→ **WHAT IS ASKED**: Using the data below, repeat all of it precisely.

→ **AVAILABLE DATA**:
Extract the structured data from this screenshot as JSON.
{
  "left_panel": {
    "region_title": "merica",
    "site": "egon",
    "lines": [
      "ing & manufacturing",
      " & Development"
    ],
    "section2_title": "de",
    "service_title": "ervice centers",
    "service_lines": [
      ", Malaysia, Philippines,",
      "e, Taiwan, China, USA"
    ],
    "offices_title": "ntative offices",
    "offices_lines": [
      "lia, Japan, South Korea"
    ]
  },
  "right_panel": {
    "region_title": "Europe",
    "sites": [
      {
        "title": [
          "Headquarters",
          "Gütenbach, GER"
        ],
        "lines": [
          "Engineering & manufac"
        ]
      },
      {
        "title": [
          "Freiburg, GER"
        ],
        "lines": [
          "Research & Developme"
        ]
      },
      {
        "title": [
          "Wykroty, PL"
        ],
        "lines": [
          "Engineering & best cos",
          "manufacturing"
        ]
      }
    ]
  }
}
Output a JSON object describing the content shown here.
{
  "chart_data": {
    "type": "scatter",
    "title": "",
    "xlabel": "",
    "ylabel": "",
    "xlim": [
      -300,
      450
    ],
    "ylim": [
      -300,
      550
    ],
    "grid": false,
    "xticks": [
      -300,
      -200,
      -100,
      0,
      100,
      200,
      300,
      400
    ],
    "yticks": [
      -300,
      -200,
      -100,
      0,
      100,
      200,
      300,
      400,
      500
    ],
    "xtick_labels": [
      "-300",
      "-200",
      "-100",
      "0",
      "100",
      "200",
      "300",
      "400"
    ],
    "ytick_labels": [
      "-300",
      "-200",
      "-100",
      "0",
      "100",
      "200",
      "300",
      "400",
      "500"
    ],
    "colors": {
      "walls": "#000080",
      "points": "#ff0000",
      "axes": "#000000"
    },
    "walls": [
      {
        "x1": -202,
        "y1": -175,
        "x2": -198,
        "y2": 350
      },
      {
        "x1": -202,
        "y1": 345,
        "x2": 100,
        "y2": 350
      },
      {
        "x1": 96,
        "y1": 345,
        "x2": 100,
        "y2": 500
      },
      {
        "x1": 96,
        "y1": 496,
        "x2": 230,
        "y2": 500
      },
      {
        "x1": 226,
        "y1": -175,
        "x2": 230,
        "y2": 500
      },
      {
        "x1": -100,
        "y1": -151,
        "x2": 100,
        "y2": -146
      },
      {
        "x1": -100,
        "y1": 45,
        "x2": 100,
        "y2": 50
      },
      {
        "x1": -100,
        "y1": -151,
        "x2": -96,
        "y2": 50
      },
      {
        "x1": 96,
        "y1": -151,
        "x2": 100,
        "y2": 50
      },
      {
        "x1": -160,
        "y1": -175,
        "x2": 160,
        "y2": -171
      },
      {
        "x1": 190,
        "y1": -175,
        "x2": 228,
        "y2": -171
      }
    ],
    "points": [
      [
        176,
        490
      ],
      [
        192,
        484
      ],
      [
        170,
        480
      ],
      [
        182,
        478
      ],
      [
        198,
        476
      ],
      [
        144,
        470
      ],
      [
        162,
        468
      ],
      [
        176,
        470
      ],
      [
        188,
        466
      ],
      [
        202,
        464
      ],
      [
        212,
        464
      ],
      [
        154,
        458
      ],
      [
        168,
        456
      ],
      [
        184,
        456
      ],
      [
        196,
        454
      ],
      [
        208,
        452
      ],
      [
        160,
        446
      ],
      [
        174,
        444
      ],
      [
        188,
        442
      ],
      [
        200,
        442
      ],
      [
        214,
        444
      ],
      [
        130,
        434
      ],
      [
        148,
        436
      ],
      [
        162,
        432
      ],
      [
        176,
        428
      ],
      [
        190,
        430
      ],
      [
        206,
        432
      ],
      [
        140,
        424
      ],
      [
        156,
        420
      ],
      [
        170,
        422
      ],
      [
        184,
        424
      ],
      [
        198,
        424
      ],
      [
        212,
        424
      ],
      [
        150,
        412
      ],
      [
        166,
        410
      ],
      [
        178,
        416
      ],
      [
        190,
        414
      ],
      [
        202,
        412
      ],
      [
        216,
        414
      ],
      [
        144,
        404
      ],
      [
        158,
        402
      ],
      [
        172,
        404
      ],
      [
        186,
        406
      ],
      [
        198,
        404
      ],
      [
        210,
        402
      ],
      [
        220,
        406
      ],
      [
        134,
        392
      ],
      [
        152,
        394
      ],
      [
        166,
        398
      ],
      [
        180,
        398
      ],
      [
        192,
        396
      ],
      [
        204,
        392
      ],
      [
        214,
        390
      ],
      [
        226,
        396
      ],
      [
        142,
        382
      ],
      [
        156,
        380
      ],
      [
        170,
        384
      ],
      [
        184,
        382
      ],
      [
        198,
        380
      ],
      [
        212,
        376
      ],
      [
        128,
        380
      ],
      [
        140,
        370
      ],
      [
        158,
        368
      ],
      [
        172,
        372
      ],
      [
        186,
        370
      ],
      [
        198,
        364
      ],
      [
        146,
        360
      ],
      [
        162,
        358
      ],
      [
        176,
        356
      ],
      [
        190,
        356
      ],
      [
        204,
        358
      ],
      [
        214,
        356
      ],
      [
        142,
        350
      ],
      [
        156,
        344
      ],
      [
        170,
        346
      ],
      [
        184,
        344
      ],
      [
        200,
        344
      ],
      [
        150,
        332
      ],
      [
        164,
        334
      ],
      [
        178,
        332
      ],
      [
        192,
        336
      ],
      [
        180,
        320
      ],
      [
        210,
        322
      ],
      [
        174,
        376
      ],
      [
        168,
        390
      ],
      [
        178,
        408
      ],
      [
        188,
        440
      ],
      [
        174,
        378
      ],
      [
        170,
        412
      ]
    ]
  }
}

→ **COMPLETE ANSWER**:
Extract the structured data from this screenshot as JSON.
{
  "left_panel": {
    "region_title": "merica",
    "site": "egon",
    "lines": [
      "ing & manufacturing",
      " & Development"
    ],
    "section2_title": "de",
    "service_title": "ervice centers",
    "service_lines": [
      ", Malaysia, Philippines,",
      "e, Taiwan, China, USA"
    ],
    "offices_title": "ntative offices",
    "offices_lines": [
      "lia, Japan, South Korea"
    ]
  },
  "right_panel": {
    "region_title": "Europe",
    "sites": [
      {
        "title": [
          "Headquarters",
          "Gütenbach, GER"
        ],
        "lines": [
          "Engineering & manufac"
        ]
      },
      {
        "title": [
          "Freiburg, GER"
        ],
        "lines": [
          "Research & Developme"
        ]
      },
      {
        "title": [
          "Wykroty, PL"
        ],
        "lines": [
          "Engineering & best cos",
          "manufacturing"
        ]
      }
    ]
  }
}
Output a JSON object describing the content shown here.
{
  "chart_data": {
    "type": "scatter",
    "title": "",
    "xlabel": "",
    "ylabel": "",
    "xlim": [
      -300,
      450
    ],
    "ylim": [
      -300,
      550
    ],
    "grid": false,
    "xticks": [
      -300,
      -200,
      -100,
      0,
      100,
      200,
      300,
      400
    ],
    "yticks": [
      -300,
      -200,
      -100,
      0,
      100,
      200,
      300,
      400,
      500
    ],
    "xtick_labels": [
      "-300",
      "-200",
      "-100",
      "0",
      "100",
      "200",
      "300",
      "400"
    ],
    "ytick_labels": [
      "-300",
      "-200",
      "-100",
      "0",
      "100",
      "200",
      "300",
      "400",
      "500"
    ],
    "colors": {
      "walls": "#000080",
      "points": "#ff0000",
      "axes": "#000000"
    },
    "walls": [
      {
        "x1": -202,
        "y1": -175,
        "x2": -198,
        "y2": 350
      },
      {
        "x1": -202,
        "y1": 345,
        "x2": 100,
        "y2": 350
      },
      {
        "x1": 96,
        "y1": 345,
        "x2": 100,
        "y2": 500
      },
      {
        "x1": 96,
        "y1": 496,
        "x2": 230,
        "y2": 500
      },
      {
        "x1": 226,
        "y1": -175,
        "x2": 230,
        "y2": 500
      },
      {
        "x1": -100,
        "y1": -151,
        "x2": 100,
        "y2": -146
      },
      {
        "x1": -100,
        "y1": 45,
        "x2": 100,
        "y2": 50
      },
      {
        "x1": -100,
        "y1": -151,
        "x2": -96,
        "y2": 50
      },
      {
        "x1": 96,
        "y1": -151,
        "x2": 100,
        "y2": 50
      },
      {
        "x1": -160,
        "y1": -175,
        "x2": 160,
        "y2": -171
      },
      {
        "x1": 190,
        "y1": -175,
        "x2": 228,
        "y2": -171
      }
    ],
    "points": [
      [
        176,
        490
      ],
      [
        192,
        484
      ],
      [
        170,
        480
      ],
      [
        182,
        478
      ],
      [
        198,
        476
      ],
      [
        144,
        470
      ],
      [
        162,
        468
      ],
      [
        176,
        470
      ],
      [
        188,
        466
      ],
      [
        202,
        464
      ],
      [
        212,
        464
      ],
      [
        154,
        458
      ],
      [
        168,
        456
      ],
      [
        184,
        456
      ],
      [
        196,
        454
      ],
      [
        208,
        452
      ],
      [
        160,
        446
      ],
      [
        174,
        444
      ],
      [
        188,
        442
      ],
      [
        200,
        442
      ],
      [
        214,
        444
      ],
      [
        130,
        434
      ],
      [
        148,
        436
      ],
      [
        162,
        432
      ],
      [
        176,
        428
      ],
      [
        190,
        430
      ],
      [
        206,
        432
      ],
      [
        140,
        424
      ],
      [
        156,
        420
      ],
      [
        170,
        422
      ],
      [
        184,
        424
      ],
      [
        198,
        424
      ],
      [
        212,
        424
      ],
      [
        150,
        412
      ],
      [
        166,
        410
      ],
      [
        178,
        416
      ],
      [
        190,
        414
      ],
      [
        202,
        412
      ],
      [
        216,
        414
      ],
      [
        144,
        404
      ],
      [
        158,
        402
      ],
      [
        172,
        404
      ],
      [
        186,
        406
      ],
      [
        198,
        404
      ],
      [
        210,
        402
      ],
      [
        220,
        406
      ],
      [
        134,
        392
      ],
      [
        152,
        394
      ],
      [
        166,
        398
      ],
      [
        180,
        398
      ],
      [
        192,
        396
      ],
      [
        204,
        392
      ],
      [
        214,
        390
      ],
      [
        226,
        396
      ],
      [
        142,
        382
      ],
      [
        156,
        380
      ],
      [
        170,
        384
      ],
      [
        184,
        382
      ],
      [
        198,
        380
      ],
      [
        212,
        376
      ],
      [
        128,
        380
      ],
      [
        140,
        370
      ],
      [
        158,
        368
      ],
      [
        172,
        372
      ],
      [
        186,
        370
      ],
      [
        198,
        364
      ],
      [
        146,
        360
      ],
      [
        162,
        358
      ],
      [
        176,
        356
      ],
      [
        190,
        356
      ],
      [
        204,
        358
      ],
      [
        214,
        356
      ],
      [
        142,
        350
      ],
      [
        156,
        344
      ],
      [
        170,
        346
      ],
      [
        184,
        344
      ],
      [
        200,
        344
      ],
      [
        150,
        332
      ],
      [
        164,
        334
      ],
      [
        178,
        332
      ],
      [
        192,
        336
      ],
      [
        180,
        320
      ],
      [
        210,
        322
      ],
      [
        174,
        376
      ],
      [
        168,
        390
      ],
      [
        178,
        408
      ],
      [
        188,
        440
      ],
      [
        174,
        378
      ],
      [
        170,
        412
      ]
    ]
  }
}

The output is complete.